[Start of SUPPLIED DATA]

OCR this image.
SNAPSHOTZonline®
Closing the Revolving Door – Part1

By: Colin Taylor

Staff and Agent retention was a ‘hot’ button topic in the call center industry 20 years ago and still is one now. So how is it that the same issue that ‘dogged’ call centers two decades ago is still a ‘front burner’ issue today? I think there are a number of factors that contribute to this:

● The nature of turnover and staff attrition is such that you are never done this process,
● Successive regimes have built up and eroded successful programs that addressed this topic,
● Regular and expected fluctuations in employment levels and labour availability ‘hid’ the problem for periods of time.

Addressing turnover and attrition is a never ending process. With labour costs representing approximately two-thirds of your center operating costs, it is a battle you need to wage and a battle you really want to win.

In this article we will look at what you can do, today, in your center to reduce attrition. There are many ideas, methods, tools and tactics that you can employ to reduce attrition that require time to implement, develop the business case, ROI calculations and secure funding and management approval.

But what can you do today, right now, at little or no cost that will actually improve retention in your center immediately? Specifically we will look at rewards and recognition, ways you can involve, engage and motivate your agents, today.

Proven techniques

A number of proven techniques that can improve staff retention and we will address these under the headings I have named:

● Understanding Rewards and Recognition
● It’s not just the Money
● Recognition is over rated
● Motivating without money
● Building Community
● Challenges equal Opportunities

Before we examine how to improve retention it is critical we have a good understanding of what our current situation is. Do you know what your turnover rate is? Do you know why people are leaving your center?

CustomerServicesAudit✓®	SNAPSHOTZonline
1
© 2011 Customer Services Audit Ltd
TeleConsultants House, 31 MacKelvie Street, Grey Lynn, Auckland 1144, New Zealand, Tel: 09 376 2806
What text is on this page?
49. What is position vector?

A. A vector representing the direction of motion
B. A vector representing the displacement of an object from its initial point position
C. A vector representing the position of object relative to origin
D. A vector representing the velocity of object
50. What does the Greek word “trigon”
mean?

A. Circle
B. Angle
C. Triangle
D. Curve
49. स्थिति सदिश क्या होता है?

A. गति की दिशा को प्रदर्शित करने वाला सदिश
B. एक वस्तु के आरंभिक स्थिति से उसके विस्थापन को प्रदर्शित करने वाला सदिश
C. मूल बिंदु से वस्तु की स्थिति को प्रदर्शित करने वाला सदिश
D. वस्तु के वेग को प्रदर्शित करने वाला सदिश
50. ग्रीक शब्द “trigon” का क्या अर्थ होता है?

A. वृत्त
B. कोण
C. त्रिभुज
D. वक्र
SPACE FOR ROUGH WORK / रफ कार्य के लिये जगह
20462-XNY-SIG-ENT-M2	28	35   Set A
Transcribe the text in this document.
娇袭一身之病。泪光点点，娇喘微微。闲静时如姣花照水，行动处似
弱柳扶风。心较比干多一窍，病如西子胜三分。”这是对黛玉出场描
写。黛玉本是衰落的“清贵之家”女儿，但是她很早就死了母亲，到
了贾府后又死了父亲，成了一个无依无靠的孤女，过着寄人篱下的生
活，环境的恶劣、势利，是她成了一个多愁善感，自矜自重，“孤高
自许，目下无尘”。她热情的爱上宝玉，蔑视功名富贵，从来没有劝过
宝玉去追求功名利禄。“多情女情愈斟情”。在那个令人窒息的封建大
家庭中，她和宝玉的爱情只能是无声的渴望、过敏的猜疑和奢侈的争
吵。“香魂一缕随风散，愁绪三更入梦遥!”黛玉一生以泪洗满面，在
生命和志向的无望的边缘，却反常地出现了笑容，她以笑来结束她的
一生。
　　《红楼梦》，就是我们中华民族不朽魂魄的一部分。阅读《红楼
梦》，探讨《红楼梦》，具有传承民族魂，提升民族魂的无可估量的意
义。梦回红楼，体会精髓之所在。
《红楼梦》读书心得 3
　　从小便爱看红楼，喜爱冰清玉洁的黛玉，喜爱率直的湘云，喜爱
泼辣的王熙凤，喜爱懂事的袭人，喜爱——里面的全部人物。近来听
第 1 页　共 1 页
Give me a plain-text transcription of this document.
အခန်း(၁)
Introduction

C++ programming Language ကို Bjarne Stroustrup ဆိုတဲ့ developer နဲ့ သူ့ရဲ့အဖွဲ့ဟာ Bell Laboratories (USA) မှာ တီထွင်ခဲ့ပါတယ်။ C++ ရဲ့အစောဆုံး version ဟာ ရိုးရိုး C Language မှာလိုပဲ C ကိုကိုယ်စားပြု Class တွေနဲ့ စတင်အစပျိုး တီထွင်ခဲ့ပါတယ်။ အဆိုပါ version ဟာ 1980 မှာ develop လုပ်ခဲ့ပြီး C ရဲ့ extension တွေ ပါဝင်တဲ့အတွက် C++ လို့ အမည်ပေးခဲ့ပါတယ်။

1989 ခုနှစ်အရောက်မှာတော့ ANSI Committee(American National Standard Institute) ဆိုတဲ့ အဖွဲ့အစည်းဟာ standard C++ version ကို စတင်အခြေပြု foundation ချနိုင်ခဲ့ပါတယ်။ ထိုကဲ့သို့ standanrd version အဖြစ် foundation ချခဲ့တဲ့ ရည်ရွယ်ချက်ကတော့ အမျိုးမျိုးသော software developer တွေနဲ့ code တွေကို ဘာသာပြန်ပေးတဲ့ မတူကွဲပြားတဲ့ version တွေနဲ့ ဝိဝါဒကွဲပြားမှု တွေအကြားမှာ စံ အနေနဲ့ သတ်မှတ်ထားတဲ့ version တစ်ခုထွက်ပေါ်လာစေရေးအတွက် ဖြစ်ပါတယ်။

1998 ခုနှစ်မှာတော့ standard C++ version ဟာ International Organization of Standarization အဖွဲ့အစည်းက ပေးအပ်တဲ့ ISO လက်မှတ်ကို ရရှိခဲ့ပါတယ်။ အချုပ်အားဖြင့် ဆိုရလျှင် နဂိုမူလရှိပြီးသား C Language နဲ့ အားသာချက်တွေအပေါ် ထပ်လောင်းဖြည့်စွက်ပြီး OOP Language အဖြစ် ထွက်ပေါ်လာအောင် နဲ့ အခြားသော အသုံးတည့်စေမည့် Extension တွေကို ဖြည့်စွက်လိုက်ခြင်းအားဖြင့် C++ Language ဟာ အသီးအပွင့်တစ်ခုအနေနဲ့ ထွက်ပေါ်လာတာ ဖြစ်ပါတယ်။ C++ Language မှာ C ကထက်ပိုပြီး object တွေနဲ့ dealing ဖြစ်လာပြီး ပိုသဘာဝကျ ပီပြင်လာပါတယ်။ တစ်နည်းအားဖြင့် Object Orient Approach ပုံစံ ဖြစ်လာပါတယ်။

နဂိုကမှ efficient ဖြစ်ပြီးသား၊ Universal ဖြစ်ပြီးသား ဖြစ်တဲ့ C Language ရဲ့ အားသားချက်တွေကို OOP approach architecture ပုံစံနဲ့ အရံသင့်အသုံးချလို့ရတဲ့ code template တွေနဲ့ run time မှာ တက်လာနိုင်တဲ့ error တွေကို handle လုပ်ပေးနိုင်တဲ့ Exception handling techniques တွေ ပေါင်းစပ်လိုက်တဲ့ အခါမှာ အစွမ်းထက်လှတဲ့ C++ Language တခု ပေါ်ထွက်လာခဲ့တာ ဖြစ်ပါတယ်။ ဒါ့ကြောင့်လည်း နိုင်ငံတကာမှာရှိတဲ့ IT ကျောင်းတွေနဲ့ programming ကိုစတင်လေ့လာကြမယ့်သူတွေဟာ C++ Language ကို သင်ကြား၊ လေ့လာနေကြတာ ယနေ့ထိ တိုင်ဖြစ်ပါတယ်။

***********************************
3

[End of SUPPLIED DATA]

__TASK TO CARRY OUT__. Each entry above is to be set down again in exactly the same words.

__SOLVED EXERCISE__.
OCR this image.
SNAPSHOTZonline®
Closing the Revolving Door – Part1

By: Colin Taylor

Staff and Agent retention was a ‘hot’ button topic in the call center industry 20 years ago and still is one now. So how is it that the same issue that ‘dogged’ call centers two decades ago is still a ‘front burner’ issue today? I think there are a number of factors that contribute to this:

● The nature of turnover and staff attrition is such that you are never done this process,
● Successive regimes have built up and eroded successful programs that addressed this topic,
● Regular and expected fluctuations in employment levels and labour availability ‘hid’ the problem for periods of time.

Addressing turnover and attrition is a never ending process. With labour costs representing approximately two-thirds of your center operating costs, it is a battle you need to wage and a battle you really want to win.

In this article we will look at what you can do, today, in your center to reduce attrition. There are many ideas, methods, tools and tactics that you can employ to reduce attrition that require time to implement, develop the business case, ROI calculations and secure funding and management approval.

But what can you do today, right now, at little or no cost that will actually improve retention in your center immediately? Specifically we will look at rewards and recognition, ways you can involve, engage and motivate your agents, today.

Proven techniques

A number of proven techniques that can improve staff retention and we will address these under the headings I have named:

● Understanding Rewards and Recognition
● It’s not just the Money
● Recognition is over rated
● Motivating without money
● Building Community
● Challenges equal Opportunities

Before we examine how to improve retention it is critical we have a good understanding of what our current situation is. Do you know what your turnover rate is? Do you know why people are leaving your center?

CustomerServicesAudit✓®	SNAPSHOTZonline
1
© 2011 Customer Services Audit Ltd
TeleConsultants House, 31 MacKelvie Street, Grey Lynn, Auckland 1144, New Zealand, Tel: 09 376 2806
What text is on this page?
49. What is position vector?

A. A vector representing the direction of motion
B. A vector representing the displacement of an object from its initial point position
C. A vector representing the position of object relative to origin
D. A vector representing the velocity of object
50. What does the Greek word “trigon”
mean?

A. Circle
B. Angle
C. Triangle
D. Curve
49. स्थिति सदिश क्या होता है?

A. गति की दिशा को प्रदर्शित करने वाला सदिश
B. एक वस्तु के आरंभिक स्थिति से उसके विस्थापन को प्रदर्शित करने वाला सदिश
C. मूल बिंदु से वस्तु की स्थिति को प्रदर्शित करने वाला सदिश
D. वस्तु के वेग को प्रदर्शित करने वाला सदिश
50. ग्रीक शब्द “trigon” का क्या अर्थ होता है?

A. वृत्त
B. कोण
C. त्रिभुज
D. वक्र
SPACE FOR ROUGH WORK / रफ कार्य के लिये जगह
20462-XNY-SIG-ENT-M2	28	35   Set A
Transcribe the text in this document.
娇袭一身之病。泪光点点，娇喘微微。闲静时如姣花照水，行动处似
弱柳扶风。心较比干多一窍，病如西子胜三分。”这是对黛玉出场描
写。黛玉本是衰落的“清贵之家”女儿，但是她很早就死了母亲，到
了贾府后又死了父亲，成了一个无依无靠的孤女，过着寄人篱下的生
活，环境的恶劣、势利，是她成了一个多愁善感，自矜自重，“孤高
自许，目下无尘”。她热情的爱上宝玉，蔑视功名富贵，从来没有劝过
宝玉去追求功名利禄。“多情女情愈斟情”。在那个令人窒息的封建大
家庭中，她和宝玉的爱情只能是无声的渴望、过敏的猜疑和奢侈的争
吵。“香魂一缕随风散，愁绪三更入梦遥!”黛玉一生以泪洗满面，在
生命和志向的无望的边缘，却反常地出现了笑容，她以笑来结束她的
一生。
　　《红楼梦》，就是我们中华民族不朽魂魄的一部分。阅读《红楼
梦》，探讨《红楼梦》，具有传承民族魂，提升民族魂的无可估量的意
义。梦回红楼，体会精髓之所在。
《红楼梦》读书心得 3
　　从小便爱看红楼，喜爱冰清玉洁的黛玉，喜爱率直的湘云，喜爱
泼辣的王熙凤，喜爱懂事的袭人，喜爱——里面的全部人物。近来听
第 1 页　共 1 页
Give me a plain-text transcription of this document.
အခန်း(၁)
Introduction

C++ programming Language ကို Bjarne Stroustrup ဆိုတဲ့ developer နဲ့ သူ့ရဲ့အဖွဲ့ဟာ Bell Laboratories (USA) မှာ တီထွင်ခဲ့ပါတယ်။ C++ ရဲ့အစောဆုံး version ဟာ ရိုးရိုး C Language မှာလိုပဲ C ကိုကိုယ်စားပြု Class တွေနဲ့ စတင်အစပျိုး တီထွင်ခဲ့ပါတယ်။ အဆိုပါ version ဟာ 1980 မှာ develop လုပ်ခဲ့ပြီး C ရဲ့ extension တွေ ပါဝင်တဲ့အတွက် C++ လို့ အမည်ပေးခဲ့ပါတယ်။

1989 ခုနှစ်အရောက်မှာတော့ ANSI Committee(American National Standard Institute) ဆိုတဲ့ အဖွဲ့အစည်းဟာ standard C++ version ကို စတင်အခြေပြု foundation ချနိုင်ခဲ့ပါတယ်။ ထိုကဲ့သို့ standanrd version အဖြစ် foundation ချခဲ့တဲ့ ရည်ရွယ်ချက်ကတော့ အမျိုးမျိုးသော software developer တွေနဲ့ code တွေကို ဘာသာပြန်ပေးတဲ့ မတူကွဲပြားတဲ့ version တွေနဲ့ ဝိဝါဒကွဲပြားမှု တွေအကြားမှာ စံ အနေနဲ့ သတ်မှတ်ထားတဲ့ version တစ်ခုထွက်ပေါ်လာစေရေးအတွက် ဖြစ်ပါတယ်။

1998 ခုနှစ်မှာတော့ standard C++ version ဟာ International Organization of Standarization အဖွဲ့အစည်းက ပေးအပ်တဲ့ ISO လက်မှတ်ကို ရရှိခဲ့ပါတယ်။ အချုပ်အားဖြင့် ဆိုရလျှင် နဂိုမူလရှိပြီးသား C Language နဲ့ အားသာချက်တွေအပေါ် ထပ်လောင်းဖြည့်စွက်ပြီး OOP Language အဖြစ် ထွက်ပေါ်လာအောင် နဲ့ အခြားသော အသုံးတည့်စေမည့် Extension တွေကို ဖြည့်စွက်လိုက်ခြင်းအားဖြင့် C++ Language ဟာ အသီးအပွင့်တစ်ခုအနေနဲ့ ထွက်ပေါ်လာတာ ဖြစ်ပါတယ်။ C++ Language မှာ C ကထက်ပိုပြီး object တွေနဲ့ dealing ဖြစ်လာပြီး ပိုသဘာဝကျ ပီပြင်လာပါတယ်။ တစ်နည်းအားဖြင့် Object Orient Approach ပုံစံ ဖြစ်လာပါတယ်။

နဂိုကမှ efficient ဖြစ်ပြီးသား၊ Universal ဖြစ်ပြီးသား ဖြစ်တဲ့ C Language ရဲ့ အားသားချက်တွေကို OOP approach architecture ပုံစံနဲ့ အရံသင့်အသုံးချလို့ရတဲ့ code template တွေနဲ့ run time မှာ တက်လာနိုင်တဲ့ error တွေကို handle လုပ်ပေးနိုင်တဲ့ Exception handling techniques တွေ ပေါင်းစပ်လိုက်တဲ့ အခါမှာ အစွမ်းထက်လှတဲ့ C++ Language တခု ပေါ်ထွက်လာခဲ့တာ ဖြစ်ပါတယ်။ ဒါ့ကြောင့်လည်း နိုင်ငံတကာမှာရှိတဲ့ IT ကျောင်းတွေနဲ့ programming ကိုစတင်လေ့လာကြမယ့်သူတွေဟာ C++ Language ကို သင်ကြား၊ လေ့လာနေကြတာ ယနေ့ထိ တိုင်ဖြစ်ပါတယ်။

***********************************
3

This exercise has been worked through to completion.